(Data listing)
····················

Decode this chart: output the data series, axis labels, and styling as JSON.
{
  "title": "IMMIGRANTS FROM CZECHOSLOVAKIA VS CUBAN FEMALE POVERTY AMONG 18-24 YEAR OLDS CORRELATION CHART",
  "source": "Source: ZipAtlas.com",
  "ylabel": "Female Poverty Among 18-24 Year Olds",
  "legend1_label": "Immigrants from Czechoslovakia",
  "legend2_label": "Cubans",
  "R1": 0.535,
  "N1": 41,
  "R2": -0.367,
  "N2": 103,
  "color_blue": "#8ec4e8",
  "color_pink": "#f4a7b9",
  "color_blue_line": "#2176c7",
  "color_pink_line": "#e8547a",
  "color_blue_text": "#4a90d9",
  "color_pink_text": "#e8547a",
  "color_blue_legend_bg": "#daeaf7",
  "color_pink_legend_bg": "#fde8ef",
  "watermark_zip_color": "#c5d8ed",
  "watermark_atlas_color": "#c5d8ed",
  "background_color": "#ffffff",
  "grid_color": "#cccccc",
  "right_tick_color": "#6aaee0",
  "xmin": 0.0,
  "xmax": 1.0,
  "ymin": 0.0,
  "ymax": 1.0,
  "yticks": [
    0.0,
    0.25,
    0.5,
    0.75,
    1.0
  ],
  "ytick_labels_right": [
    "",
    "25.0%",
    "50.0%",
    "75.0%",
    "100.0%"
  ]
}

····················

Copy out the full set of records precisely, leaving nothing out.

## Final result
Decode this chart: output the data series, axis labels, and styling as JSON.
{
  "title": "IMMIGRANTS FROM CZECHOSLOVAKIA VS CUBAN FEMALE POVERTY AMONG 18-24 YEAR OLDS CORRELATION CHART",
  "source": "Source: ZipAtlas.com",
  "ylabel": "Female Poverty Among 18-24 Year Olds",
  "legend1_label": "Immigrants from Czechoslovakia",
  "legend2_label": "Cubans",
  "R1": 0.535,
  "N1": 41,
  "R2": -0.367,
  "N2": 103,
  "color_blue": "#8ec4e8",
  "color_pink": "#f4a7b9",
  "color_blue_line": "#2176c7",
  "color_pink_line": "#e8547a",
  "color_blue_text": "#4a90d9",
  "color_pink_text": "#e8547a",
  "color_blue_legend_bg": "#daeaf7",
  "color_pink_legend_bg": "#fde8ef",
  "watermark_zip_color": "#c5d8ed",
  "watermark_atlas_color": "#c5d8ed",
  "background_color": "#ffffff",
  "grid_color": "#cccccc",
  "right_tick_color": "#6aaee0",
  "xmin": 0.0,
  "xmax": 1.0,
  "ymin": 0.0,
  "ymax": 1.0,
  "yticks": [
    0.0,
    0.25,
    0.5,
    0.75,
    1.0
  ],
  "ytick_labels_right": [
    "",
    "25.0%",
    "50.0%",
    "75.0%",
    "100.0%"
  ]
}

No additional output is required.